EXERCISE REQUIREMENTS. Search the material below for the word "numerical". Copy every line that has it.

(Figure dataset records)
= = = =

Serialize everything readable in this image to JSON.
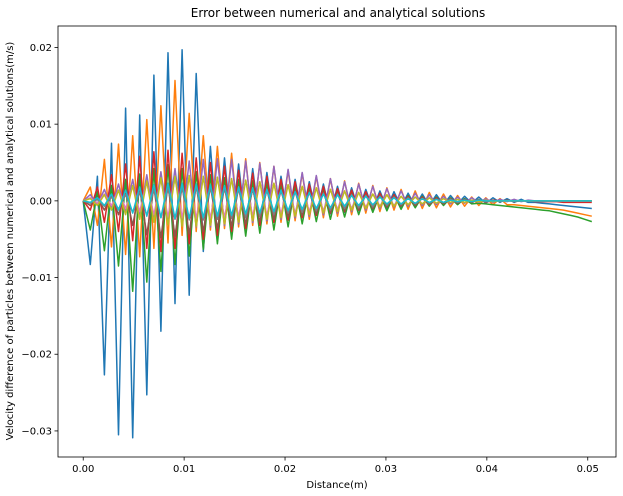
{
  "chart_data": {
    "type": "line",
    "title": "Error between numerical and analytical solutions",
    "xlabel": "Distance(m)",
    "ylabel": "Velocity difference of particles between numerical and analytical solutions(m/s)",
    "xlim": [
      -0.0025,
      0.0528
    ],
    "ylim": [
      -0.0334,
      0.0228
    ],
    "x_ticks": [
      0.0,
      0.01,
      0.02,
      0.03,
      0.04,
      0.05
    ],
    "x_tick_labels": [
      "0.00",
      "0.01",
      "0.02",
      "0.03",
      "0.04",
      "0.05"
    ],
    "y_ticks": [
      -0.03,
      -0.02,
      -0.01,
      0.0,
      0.01,
      0.02
    ],
    "y_tick_labels": [
      "−0.03",
      "−0.02",
      "−0.01",
      "0.00",
      "0.01",
      "0.02"
    ],
    "grid": false,
    "legend": "none",
    "x": [
      0.0,
      0.0007,
      0.0014,
      0.0021,
      0.0028,
      0.0035,
      0.0042,
      0.0049,
      0.0056,
      0.0063,
      0.007,
      0.0077,
      0.0084,
      0.0091,
      0.0098,
      0.0105,
      0.0112,
      0.0119,
      0.0126,
      0.0133,
      0.014,
      0.0147,
      0.0154,
      0.0161,
      0.0168,
      0.0175,
      0.0182,
      0.0189,
      0.0196,
      0.0203,
      0.021,
      0.0217,
      0.0224,
      0.0231,
      0.0238,
      0.0245,
      0.0252,
      0.0259,
      0.0266,
      0.0273,
      0.028,
      0.0287,
      0.0294,
      0.0301,
      0.0308,
      0.0315,
      0.0322,
      0.0329,
      0.0336,
      0.0343,
      0.035,
      0.0357,
      0.0364,
      0.0371,
      0.0378,
      0.0385,
      0.0392,
      0.0399,
      0.0406,
      0.0413,
      0.042,
      0.0427,
      0.0434,
      0.0441,
      0.0448,
      0.0455,
      0.0462,
      0.0469,
      0.0476,
      0.0483,
      0.049,
      0.0497,
      0.0504
    ],
    "series": [
      {
        "color": "#1f77b4",
        "values": [
          0.0,
          -0.0083,
          0.0032,
          -0.0227,
          0.0075,
          -0.0305,
          0.0121,
          -0.0309,
          0.0112,
          -0.0253,
          0.0164,
          -0.017,
          0.0193,
          -0.0134,
          0.0197,
          -0.0123,
          0.0166,
          -0.0066,
          0.0071,
          -0.0048,
          0.0056,
          -0.0041,
          0.0048,
          -0.0036,
          0.0042,
          -0.0032,
          0.0037,
          -0.0028,
          0.0032,
          -0.0025,
          0.0028,
          -0.0022,
          0.0025,
          -0.0019,
          0.0022,
          -0.0017,
          0.0019,
          -0.0015,
          0.0017,
          -0.0013,
          0.0015,
          -0.0011,
          0.0013,
          -0.001,
          0.0012,
          -0.0008,
          0.001,
          -0.0007,
          0.0009,
          -0.0006,
          0.0008,
          -0.0005,
          0.0007,
          -0.0004,
          0.0006,
          -0.0003,
          0.0005,
          -0.0003,
          0.0004,
          -0.0002,
          0.0003,
          -0.0002,
          0.0002,
          -0.0002,
          -0.0002,
          -0.0003,
          -0.0004,
          -0.0005,
          -0.0006,
          -0.0007,
          -0.0008,
          -0.0009,
          -0.001
        ]
      },
      {
        "color": "#ff7f0e",
        "values": [
          0.0,
          0.0018,
          -0.0032,
          0.0054,
          -0.006,
          0.0074,
          -0.007,
          0.0085,
          -0.0073,
          0.0106,
          -0.0062,
          0.0124,
          -0.0055,
          0.0157,
          -0.0045,
          0.0114,
          -0.004,
          0.0085,
          -0.0038,
          0.0071,
          -0.0036,
          0.0062,
          -0.0034,
          0.0055,
          -0.0032,
          0.005,
          -0.003,
          0.0045,
          -0.0028,
          0.004,
          -0.0026,
          0.0036,
          -0.0024,
          0.0032,
          -0.0022,
          0.0029,
          -0.002,
          0.0026,
          -0.0018,
          0.0023,
          -0.0016,
          0.002,
          -0.0014,
          0.0017,
          -0.0012,
          0.0015,
          -0.0011,
          0.0013,
          -0.001,
          0.0011,
          -0.0009,
          0.0009,
          -0.0008,
          0.0007,
          -0.0007,
          0.0005,
          -0.0006,
          0.0004,
          -0.0005,
          0.0003,
          -0.0005,
          -0.0005,
          -0.0006,
          -0.0007,
          -0.0008,
          -0.0009,
          -0.001,
          -0.0011,
          -0.0012,
          -0.0014,
          -0.0016,
          -0.0018,
          -0.002
        ]
      },
      {
        "color": "#2ca02c",
        "values": [
          0.0,
          -0.0038,
          0.0012,
          -0.0065,
          0.002,
          -0.0085,
          0.0028,
          -0.0118,
          0.0035,
          -0.0106,
          0.0042,
          -0.0092,
          0.0047,
          -0.0083,
          0.0042,
          -0.0072,
          0.0038,
          -0.0063,
          0.0034,
          -0.0056,
          0.003,
          -0.005,
          0.0028,
          -0.0046,
          0.0026,
          -0.0042,
          0.0024,
          -0.0038,
          0.0022,
          -0.0034,
          0.002,
          -0.003,
          0.0018,
          -0.0027,
          0.0016,
          -0.0024,
          0.0014,
          -0.0021,
          0.0012,
          -0.0018,
          0.001,
          -0.0015,
          0.0009,
          -0.0013,
          0.0008,
          -0.0011,
          0.0007,
          -0.0009,
          0.0006,
          -0.0007,
          0.0005,
          -0.0006,
          0.0004,
          -0.0005,
          0.0003,
          -0.0004,
          -0.0003,
          -0.0004,
          -0.0005,
          -0.0006,
          -0.0007,
          -0.0008,
          -0.0009,
          -0.001,
          -0.0011,
          -0.0012,
          -0.0013,
          -0.0015,
          -0.0017,
          -0.0019,
          -0.0021,
          -0.0024,
          -0.0027
        ]
      },
      {
        "color": "#d62728",
        "values": [
          0.0,
          -0.0012,
          0.0018,
          -0.0028,
          0.0034,
          -0.004,
          0.0048,
          -0.0052,
          0.0058,
          -0.0062,
          0.0064,
          -0.0066,
          0.0066,
          -0.0062,
          0.0062,
          -0.0056,
          0.0056,
          -0.005,
          0.005,
          -0.0045,
          0.0045,
          -0.004,
          0.004,
          -0.0036,
          0.0036,
          -0.0032,
          0.0032,
          -0.0028,
          0.0028,
          -0.0025,
          0.0025,
          -0.0022,
          0.0022,
          -0.0019,
          0.0019,
          -0.0016,
          0.0016,
          -0.0014,
          0.0014,
          -0.0012,
          0.0012,
          -0.001,
          0.001,
          -0.0008,
          0.0008,
          -0.0006,
          0.0006,
          -0.0005,
          0.0005,
          -0.0004,
          0.0004,
          -0.0003,
          0.0003,
          -0.0002,
          0.0002,
          -0.0001,
          0.0001,
          -0.0001,
          0.0001,
          0.0,
          0.0,
          0.0,
          0.0,
          0.0,
          -0.0001,
          -0.0001,
          -0.0001,
          -0.0001,
          -0.0002,
          -0.0002,
          -0.0002,
          -0.0002,
          -0.0002
        ]
      },
      {
        "color": "#9467bd",
        "values": [
          0.0,
          0.0008,
          -0.0005,
          0.0015,
          -0.001,
          0.0022,
          -0.0015,
          0.0028,
          -0.002,
          0.0034,
          -0.0024,
          0.0038,
          -0.0028,
          0.0042,
          -0.0032,
          0.0052,
          -0.0034,
          0.0054,
          -0.0034,
          0.0055,
          -0.0032,
          0.0054,
          -0.003,
          0.0052,
          -0.0028,
          0.0049,
          -0.0026,
          0.0045,
          -0.0024,
          0.0041,
          -0.0022,
          0.0037,
          -0.002,
          0.0033,
          -0.0018,
          0.0029,
          -0.0016,
          0.0025,
          -0.0014,
          0.0022,
          -0.0012,
          0.0019,
          -0.001,
          0.0016,
          -0.0008,
          0.0013,
          -0.0007,
          0.001,
          -0.0006,
          0.0008,
          -0.0005,
          0.0006,
          -0.0004,
          0.0005,
          -0.0003,
          0.0004,
          -0.0002,
          0.0003,
          -0.0002,
          0.0002,
          -0.0001,
          0.0002,
          -0.0001,
          0.0001,
          0.0,
          0.0,
          0.0,
          0.0,
          0.0,
          0.0,
          0.0,
          0.0,
          0.0
        ]
      },
      {
        "color": "#8c564b",
        "values": [
          0.0,
          -0.0006,
          0.0004,
          -0.0012,
          0.0008,
          -0.0018,
          0.0012,
          -0.0032,
          0.0016,
          -0.0044,
          0.0018,
          -0.0048,
          0.002,
          -0.0046,
          0.002,
          -0.0043,
          0.002,
          -0.004,
          0.0019,
          -0.0036,
          0.0018,
          -0.0033,
          0.0017,
          -0.003,
          0.0016,
          -0.0027,
          0.0015,
          -0.0024,
          0.0014,
          -0.0021,
          0.0013,
          -0.0019,
          0.0012,
          -0.0017,
          0.0011,
          -0.0015,
          0.001,
          -0.0013,
          0.0009,
          -0.0011,
          0.0008,
          -0.001,
          0.0007,
          -0.0008,
          0.0006,
          -0.0007,
          0.0005,
          -0.0006,
          0.0004,
          -0.0005,
          0.0003,
          -0.0004,
          0.0003,
          -0.0003,
          0.0002,
          -0.0002,
          0.0002,
          -0.0002,
          0.0001,
          -0.0001,
          0.0001,
          -0.0001,
          0.0,
          0.0,
          0.0,
          0.0,
          0.0,
          0.0,
          0.0,
          0.0,
          0.0,
          0.0,
          0.0
        ]
      },
      {
        "color": "#e377c2",
        "values": [
          0.0,
          0.0004,
          -0.0003,
          0.0009,
          -0.0006,
          0.0014,
          -0.001,
          0.0019,
          -0.0014,
          0.0024,
          -0.0018,
          0.0028,
          -0.0021,
          0.003,
          -0.0022,
          0.0031,
          -0.0023,
          0.0031,
          -0.0023,
          0.003,
          -0.0022,
          0.0029,
          -0.0021,
          0.0027,
          -0.002,
          0.0025,
          -0.0019,
          0.0023,
          -0.0017,
          0.0021,
          -0.0016,
          0.0019,
          -0.0014,
          0.0017,
          -0.0013,
          0.0015,
          -0.0011,
          0.0013,
          -0.001,
          0.0011,
          -0.0008,
          0.0009,
          -0.0007,
          0.0008,
          -0.0006,
          0.0006,
          -0.0005,
          0.0005,
          -0.0004,
          0.0004,
          -0.0003,
          0.0003,
          -0.0002,
          0.0002,
          -0.0002,
          0.0001,
          -0.0001,
          0.0001,
          0.0,
          0.0,
          0.0,
          0.0,
          0.0,
          0.0,
          0.0,
          0.0,
          0.0,
          0.0,
          0.0,
          0.0,
          0.0,
          0.0,
          0.0
        ]
      },
      {
        "color": "#7f7f7f",
        "values": [
          0.0,
          -0.0003,
          0.0002,
          -0.0007,
          0.0005,
          -0.0011,
          0.0008,
          -0.0015,
          0.0011,
          -0.0019,
          0.0014,
          -0.0022,
          0.0016,
          -0.0024,
          0.0017,
          -0.0025,
          0.0018,
          -0.0025,
          0.0018,
          -0.0024,
          0.0017,
          -0.0023,
          0.0016,
          -0.0022,
          0.0015,
          -0.002,
          0.0014,
          -0.0018,
          0.0013,
          -0.0016,
          0.0012,
          -0.0015,
          0.0011,
          -0.0013,
          0.001,
          -0.0012,
          0.0009,
          -0.001,
          0.0008,
          -0.0009,
          0.0007,
          -0.0008,
          0.0006,
          -0.0006,
          0.0005,
          -0.0005,
          0.0004,
          -0.0004,
          0.0003,
          -0.0003,
          0.0002,
          -0.0002,
          0.0002,
          -0.0002,
          0.0001,
          -0.0001,
          0.0001,
          -0.0001,
          0.0,
          0.0,
          0.0,
          0.0,
          0.0,
          0.0,
          0.0,
          0.0,
          0.0,
          0.0,
          0.0,
          0.0,
          0.0,
          0.0,
          0.0
        ]
      },
      {
        "color": "#bcbd22",
        "values": [
          0.0,
          0.0003,
          -0.0006,
          0.0008,
          -0.0012,
          0.0014,
          -0.0018,
          0.002,
          -0.0024,
          0.0026,
          -0.0028,
          0.003,
          -0.0031,
          0.0032,
          -0.0033,
          0.0033,
          -0.0033,
          0.0032,
          -0.0032,
          0.0031,
          -0.003,
          0.0029,
          -0.0028,
          0.0027,
          -0.0026,
          0.0025,
          -0.0024,
          0.0023,
          -0.0022,
          0.0021,
          -0.002,
          0.0019,
          -0.0018,
          0.0017,
          -0.0016,
          0.0015,
          -0.0014,
          0.0013,
          -0.0012,
          0.0011,
          -0.001,
          0.0009,
          -0.0008,
          0.0008,
          -0.0007,
          0.0006,
          -0.0005,
          0.0005,
          -0.0004,
          0.0004,
          -0.0003,
          0.0003,
          -0.0002,
          0.0002,
          -0.0002,
          0.0001,
          -0.0001,
          0.0001,
          -0.0001,
          0.0,
          0.0,
          0.0,
          0.0,
          0.0,
          0.0,
          0.0,
          0.0,
          0.0,
          0.0,
          0.0,
          0.0,
          0.0,
          0.0
        ]
      },
      {
        "color": "#17becf",
        "values": [
          0.0,
          -0.0002,
          0.0004,
          -0.0006,
          0.0009,
          -0.0012,
          0.0014,
          -0.0016,
          0.0018,
          -0.002,
          0.0021,
          -0.0022,
          0.0023,
          -0.0023,
          0.0023,
          -0.0023,
          0.0022,
          -0.0022,
          0.0021,
          -0.002,
          0.002,
          -0.0019,
          0.0018,
          -0.0017,
          0.0017,
          -0.0016,
          0.0015,
          -0.0014,
          0.0014,
          -0.0013,
          0.0012,
          -0.0011,
          0.0011,
          -0.001,
          0.0009,
          -0.0009,
          0.0008,
          -0.0007,
          0.0007,
          -0.0006,
          0.0006,
          -0.0005,
          0.0005,
          -0.0004,
          0.0004,
          -0.0004,
          0.0003,
          -0.0003,
          0.0003,
          -0.0002,
          0.0002,
          -0.0002,
          0.0001,
          -0.0001,
          0.0001,
          -0.0001,
          0.0001,
          0.0,
          0.0,
          0.0,
          0.0,
          0.0,
          0.0,
          0.0,
          0.0,
          0.0,
          0.0,
          0.0,
          0.0,
          0.0,
          0.0,
          0.0,
          0.0
        ]
      }
    ]
  }
}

= = = =

ANSWER FOR THIS EXERCISE.
    "title": "Error between numerical and analytical solutions",
    "ylabel": "Velocity difference of particles between numerical and analytical solutions(m/s)",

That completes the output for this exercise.